§ **To do**
Filter the material below, keeping only the lines in which the string "conduit" appears.

§ **Recorded information**
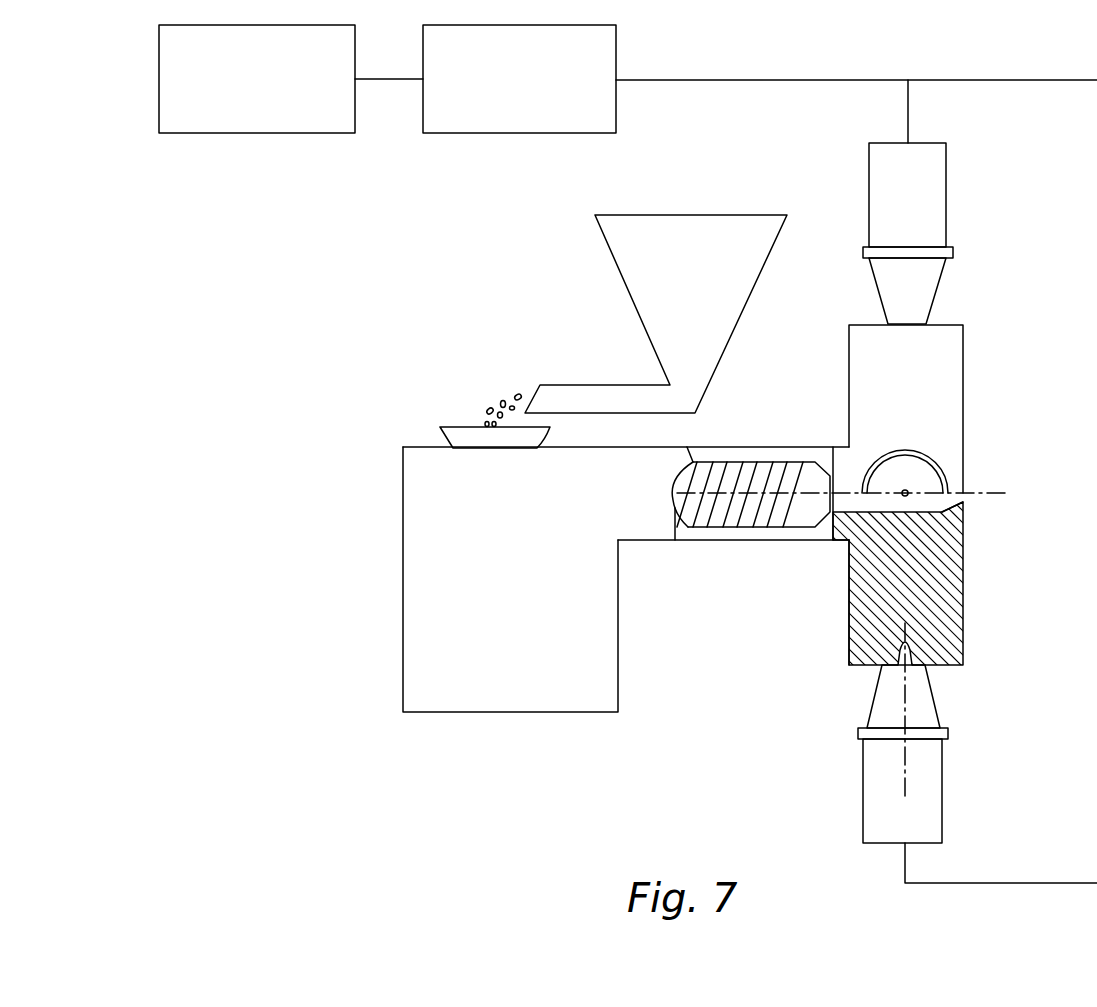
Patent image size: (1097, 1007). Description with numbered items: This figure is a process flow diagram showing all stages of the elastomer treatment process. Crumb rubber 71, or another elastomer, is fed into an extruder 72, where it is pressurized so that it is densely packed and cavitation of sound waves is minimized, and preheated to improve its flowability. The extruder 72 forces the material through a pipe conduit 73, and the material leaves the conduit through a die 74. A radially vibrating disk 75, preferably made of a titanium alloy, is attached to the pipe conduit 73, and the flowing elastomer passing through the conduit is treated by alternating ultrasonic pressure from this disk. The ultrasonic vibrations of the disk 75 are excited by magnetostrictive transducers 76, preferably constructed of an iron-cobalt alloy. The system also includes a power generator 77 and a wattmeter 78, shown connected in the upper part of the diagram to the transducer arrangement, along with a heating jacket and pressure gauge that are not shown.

The crumb rubber 71 is at (505, 392).
The extruder 72 is at (510, 579).
The pipe conduit 73 is at (908, 490).
The die 74 is at (963, 513).
The radially vibrating disk 75 is at (945, 568).
The magnetostrictive transducers 76 is at (919, 288).
The power generator 77 is at (257, 79).
The wattmeter 78 is at (519, 79).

§ **Solution to this exercise**
Patent image size: (1097, 1007). Description with numbered items: This figure is a process flow diagram showing all stages of the elastomer treatment process. Crumb rubber 71, or another elastomer, is fed into an extruder 72, where it is pressurized so that it is densely packed and cavitation of sound waves is minimized, and preheated to improve its flowability. The extruder 72 forces the material through a pipe conduit 73, and the material leaves the conduit through a die 74. A radially vibrating disk 75, preferably made of a titanium alloy, is attached to the pipe conduit 73, and the flowing elastomer passing through the conduit is treated by alternating ultrasonic pressure from this disk. The ultrasonic vibrations of the disk 75 are excited by magnetostrictive transducers 76, preferably constructed of an iron-cobalt alloy. The system also includes a power generator 77 and a wattmeter 78, shown connected in the upper part of the diagram to the transducer arrangement, along with a heating jacket and pressure gauge that are not shown.
The pipe conduit 73 is at (908, 490).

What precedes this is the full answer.